*EXERCISE OBJECTIVE*.
Extract every line where the string "trong" appears.

*WORKING DATA*.
· · · ·
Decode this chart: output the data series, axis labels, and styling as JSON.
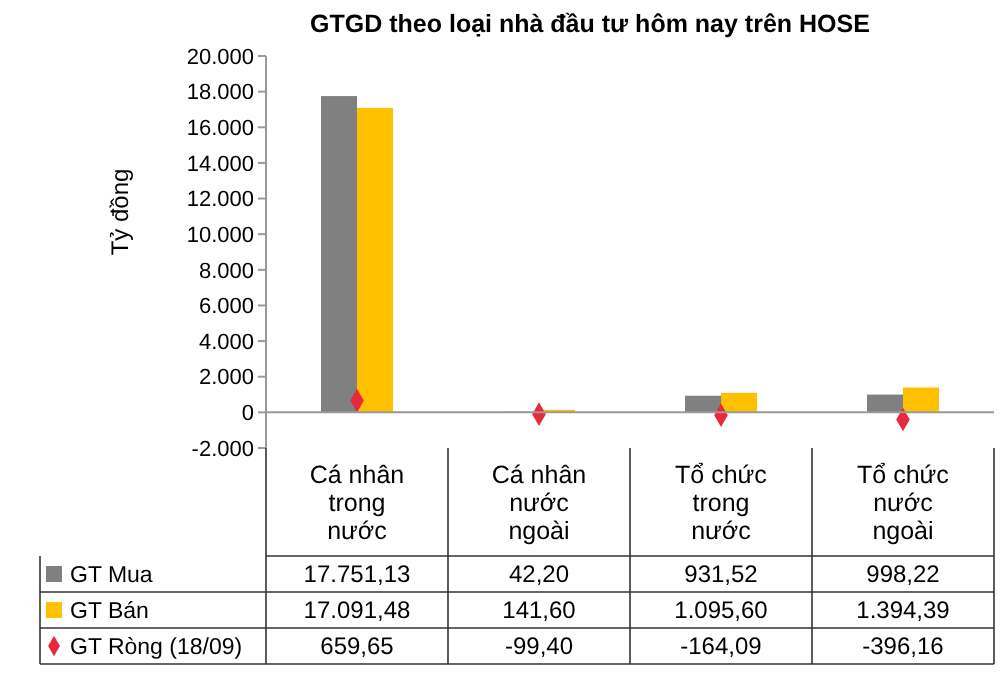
{
  "chart_data": {
    "type": "bar",
    "title": "GTGD theo loại nhà đầu tư hôm nay trên HOSE",
    "ylabel": "Tỷ đồng",
    "categories": [
      "Cá nhân trong nước",
      "Cá nhân nước ngoài",
      "Tổ chức trong nước",
      "Tổ chức nước ngoài"
    ],
    "series": [
      {
        "name": "GT Mua",
        "color": "#808080",
        "values": [
          17751.13,
          42.2,
          931.52,
          998.22
        ],
        "value_labels": [
          "17.751,13",
          "42,20",
          "931,52",
          "998,22"
        ]
      },
      {
        "name": "GT Bán",
        "color": "#ffc000",
        "values": [
          17091.48,
          141.6,
          1095.6,
          1394.39
        ],
        "value_labels": [
          "17.091,48",
          "141,60",
          "1.095,60",
          "1.394,39"
        ]
      },
      {
        "name": "GT Ròng (18/09)",
        "type": "scatter",
        "marker": "diamond",
        "color": "#e8283c",
        "values": [
          659.65,
          -99.4,
          -164.09,
          -396.16
        ],
        "value_labels": [
          "659,65",
          "-99,40",
          "-164,09",
          "-396,16"
        ]
      }
    ],
    "ylim": [
      -2000,
      20000
    ],
    "yticks": [
      {
        "value": -2000,
        "label": "-2.000"
      },
      0,
      {
        "value": 2000,
        "label": "2.000"
      },
      {
        "value": 4000,
        "label": "4.000"
      },
      {
        "value": 6000,
        "label": "6.000"
      },
      {
        "value": 8000,
        "label": "8.000"
      },
      {
        "value": 10000,
        "label": "10.000"
      },
      {
        "value": 12000,
        "label": "12.000"
      },
      {
        "value": 14000,
        "label": "14.000"
      },
      {
        "value": 16000,
        "label": "16.000"
      },
      {
        "value": 18000,
        "label": "18.000"
      },
      {
        "value": 20000,
        "label": "20.000"
      }
    ],
    "grid": false,
    "legend": "bottom"
  }
}
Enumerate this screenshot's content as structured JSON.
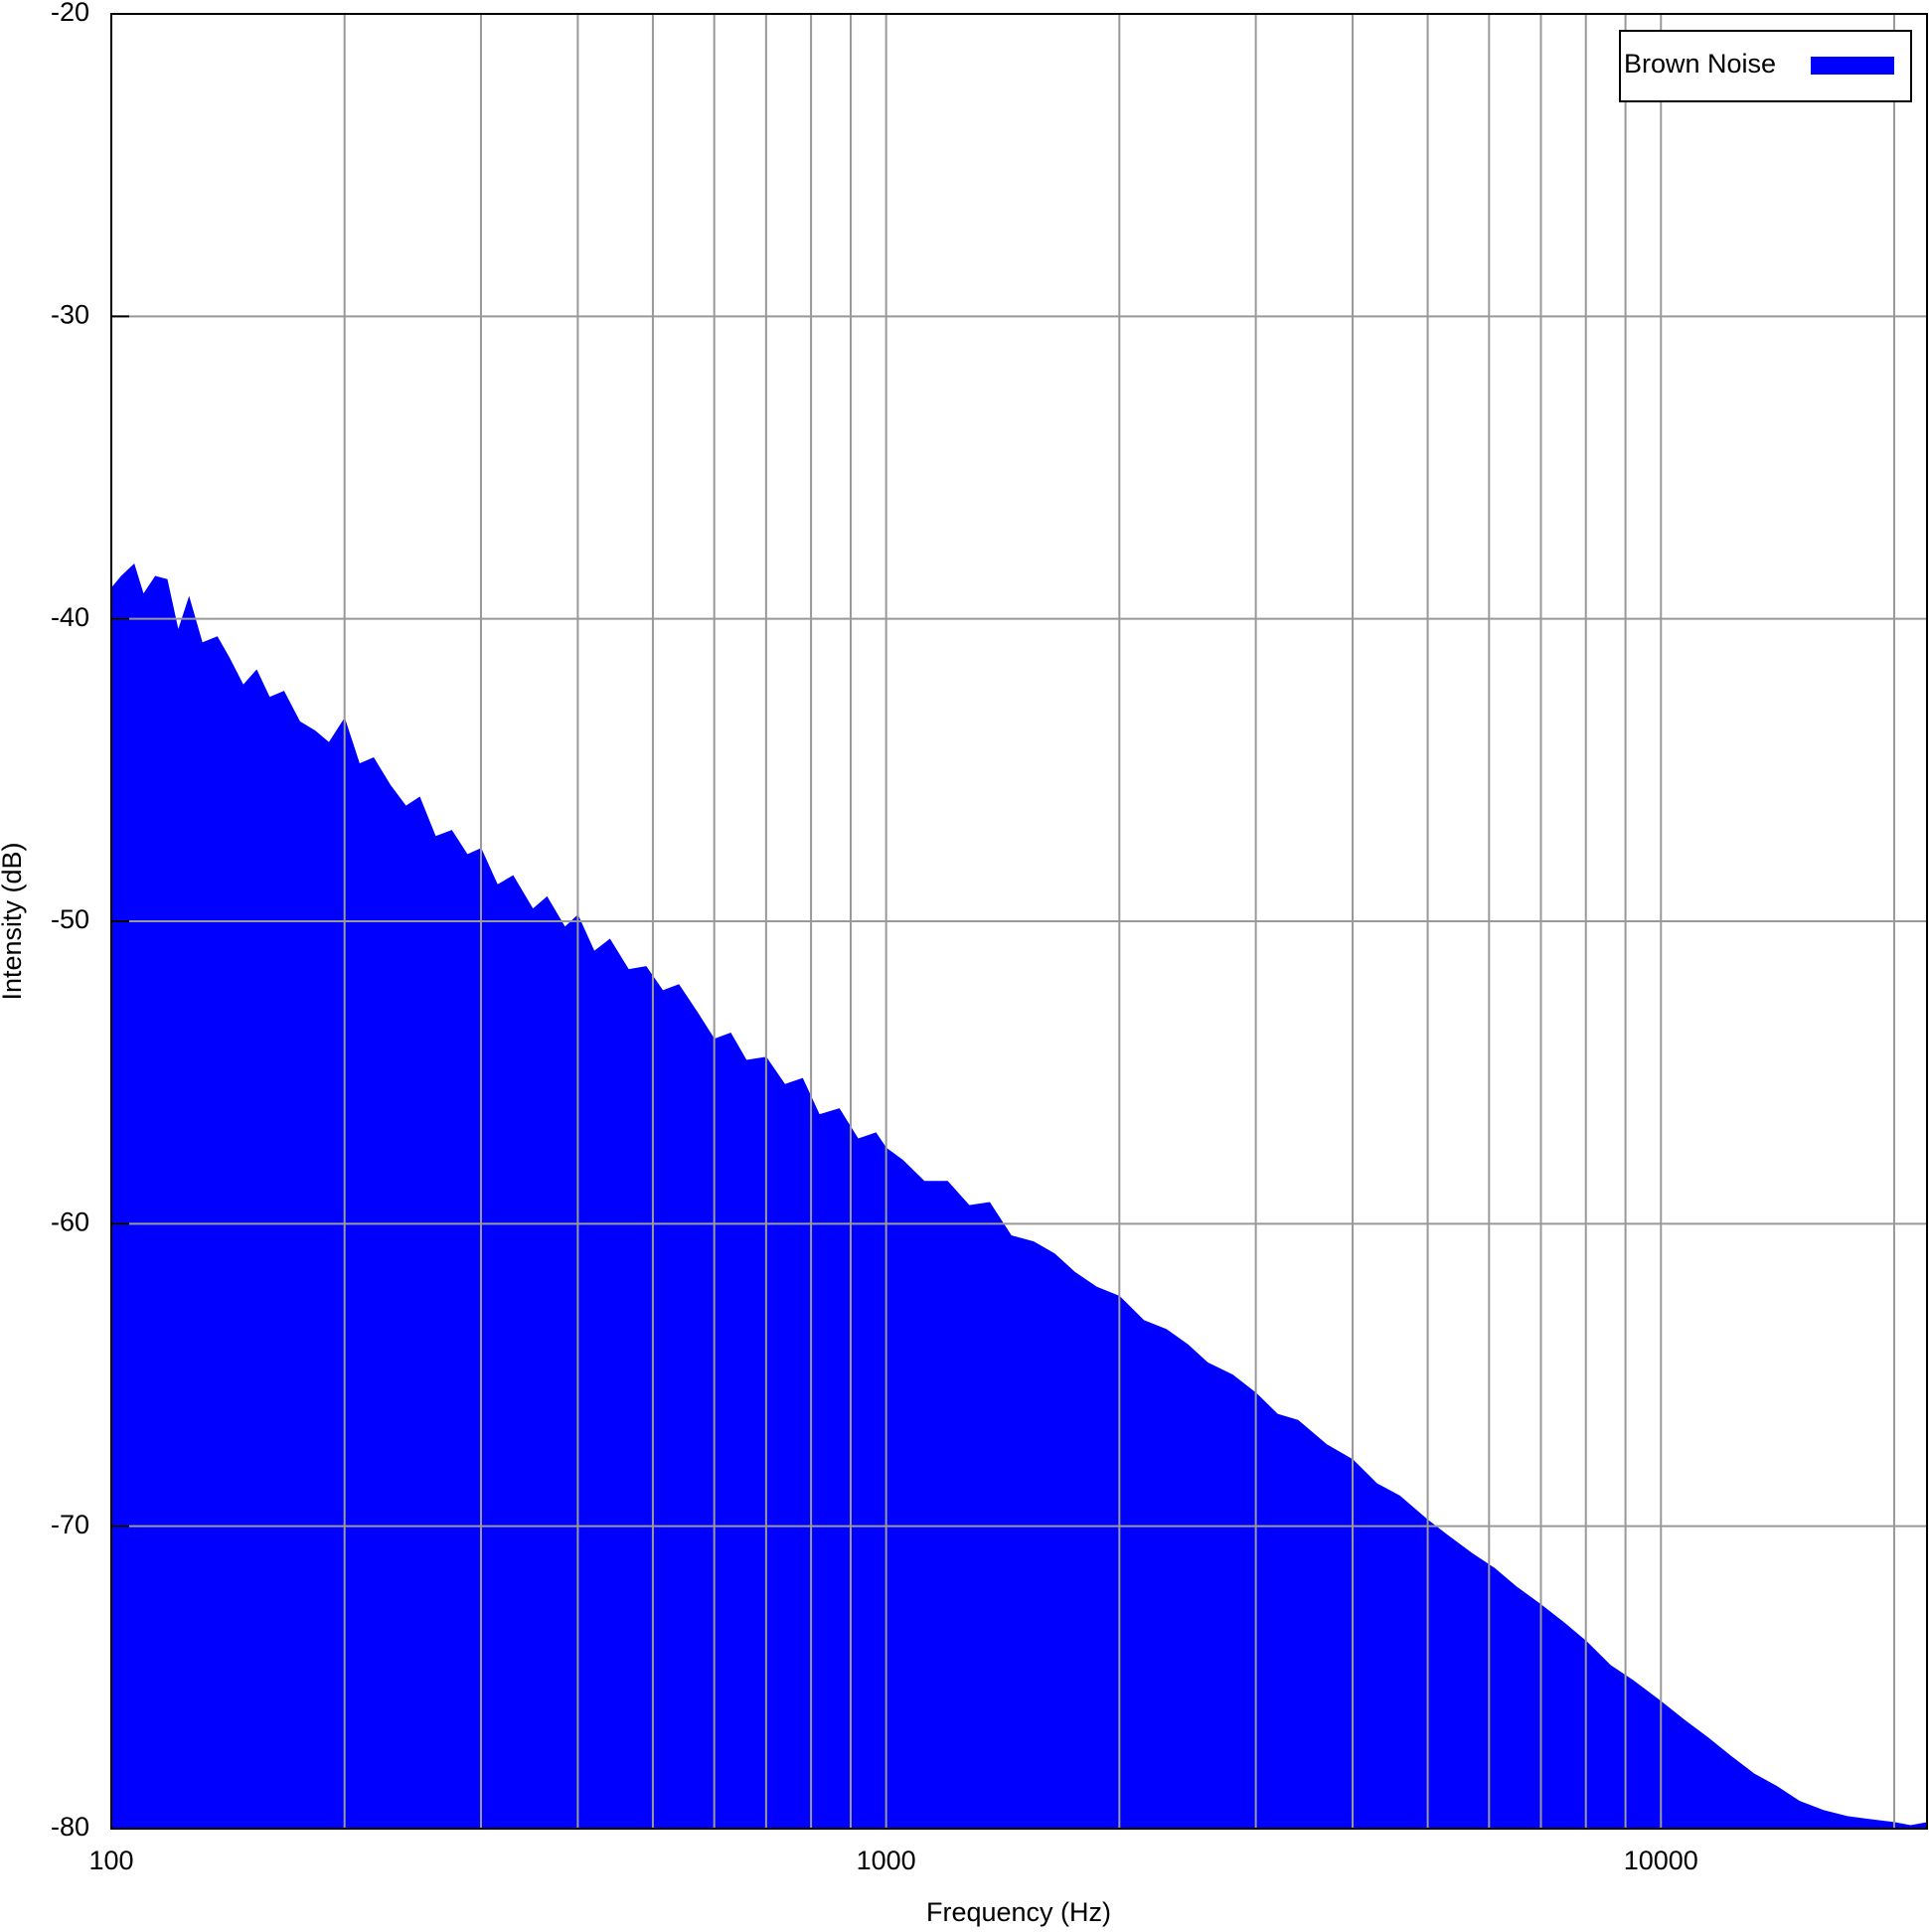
{
  "chart_data": {
    "type": "area",
    "xlabel": "Frequency (Hz)",
    "ylabel": "Intensity (dB)",
    "xscale": "log",
    "xlim": [
      100,
      22050
    ],
    "ylim": [
      -80,
      -20
    ],
    "xticks": [
      100,
      1000,
      10000
    ],
    "xminorticks": [
      200,
      300,
      400,
      500,
      600,
      700,
      800,
      900,
      2000,
      3000,
      4000,
      5000,
      6000,
      7000,
      8000,
      9000,
      20000
    ],
    "yticks": [
      -80,
      -70,
      -60,
      -50,
      -40,
      -30,
      -20
    ],
    "grid": true,
    "legend": "upper right",
    "x": [
      100,
      103,
      107,
      110,
      114,
      118,
      122,
      126,
      131,
      137,
      142,
      148,
      154,
      160,
      167,
      175,
      183,
      191,
      200,
      209,
      218,
      229,
      240,
      250,
      262,
      275,
      288,
      300,
      315,
      330,
      350,
      365,
      385,
      400,
      420,
      440,
      465,
      490,
      515,
      540,
      570,
      600,
      630,
      660,
      700,
      740,
      780,
      820,
      870,
      920,
      970,
      1000,
      1050,
      1120,
      1200,
      1280,
      1360,
      1450,
      1550,
      1650,
      1750,
      1870,
      2000,
      2150,
      2300,
      2450,
      2600,
      2800,
      3000,
      3200,
      3400,
      3700,
      4000,
      4300,
      4600,
      5000,
      5300,
      5700,
      6100,
      6500,
      7000,
      7500,
      8000,
      8600,
      9200,
      10000,
      10700,
      11500,
      12300,
      13200,
      14100,
      15100,
      16200,
      17400,
      18600,
      20000,
      21000,
      22050
    ],
    "series": [
      {
        "name": "Brown Noise",
        "color": "#0000ff",
        "values": [
          -39,
          -38.6,
          -38.2,
          -39.2,
          -38.6,
          -38.7,
          -40.4,
          -39.3,
          -40.8,
          -40.6,
          -41.3,
          -42.2,
          -41.7,
          -42.6,
          -42.4,
          -43.4,
          -43.7,
          -44.1,
          -43.3,
          -44.8,
          -44.6,
          -45.5,
          -46.2,
          -45.9,
          -47.2,
          -47,
          -47.8,
          -47.6,
          -48.8,
          -48.5,
          -49.6,
          -49.2,
          -50.2,
          -49.8,
          -51,
          -50.6,
          -51.6,
          -51.5,
          -52.3,
          -52.1,
          -53,
          -53.9,
          -53.7,
          -54.6,
          -54.5,
          -55.4,
          -55.2,
          -56.4,
          -56.2,
          -57.2,
          -57,
          -57.5,
          -57.9,
          -58.6,
          -58.6,
          -59.4,
          -59.3,
          -60.4,
          -60.6,
          -61,
          -61.6,
          -62.1,
          -62.4,
          -63.2,
          -63.5,
          -64,
          -64.6,
          -65,
          -65.6,
          -66.3,
          -66.5,
          -67.3,
          -67.8,
          -68.6,
          -69,
          -69.8,
          -70.3,
          -70.9,
          -71.4,
          -72,
          -72.6,
          -73.2,
          -73.8,
          -74.6,
          -75.1,
          -75.8,
          -76.4,
          -77,
          -77.6,
          -78.2,
          -78.6,
          -79.1,
          -79.4,
          -79.6,
          -79.7,
          -79.8,
          -79.9,
          -79.8
        ]
      }
    ]
  }
}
· · · ·
*SOLVED PROBLEM*.
      "Cá nhân trong nước",
      "Tổ chức trong nước",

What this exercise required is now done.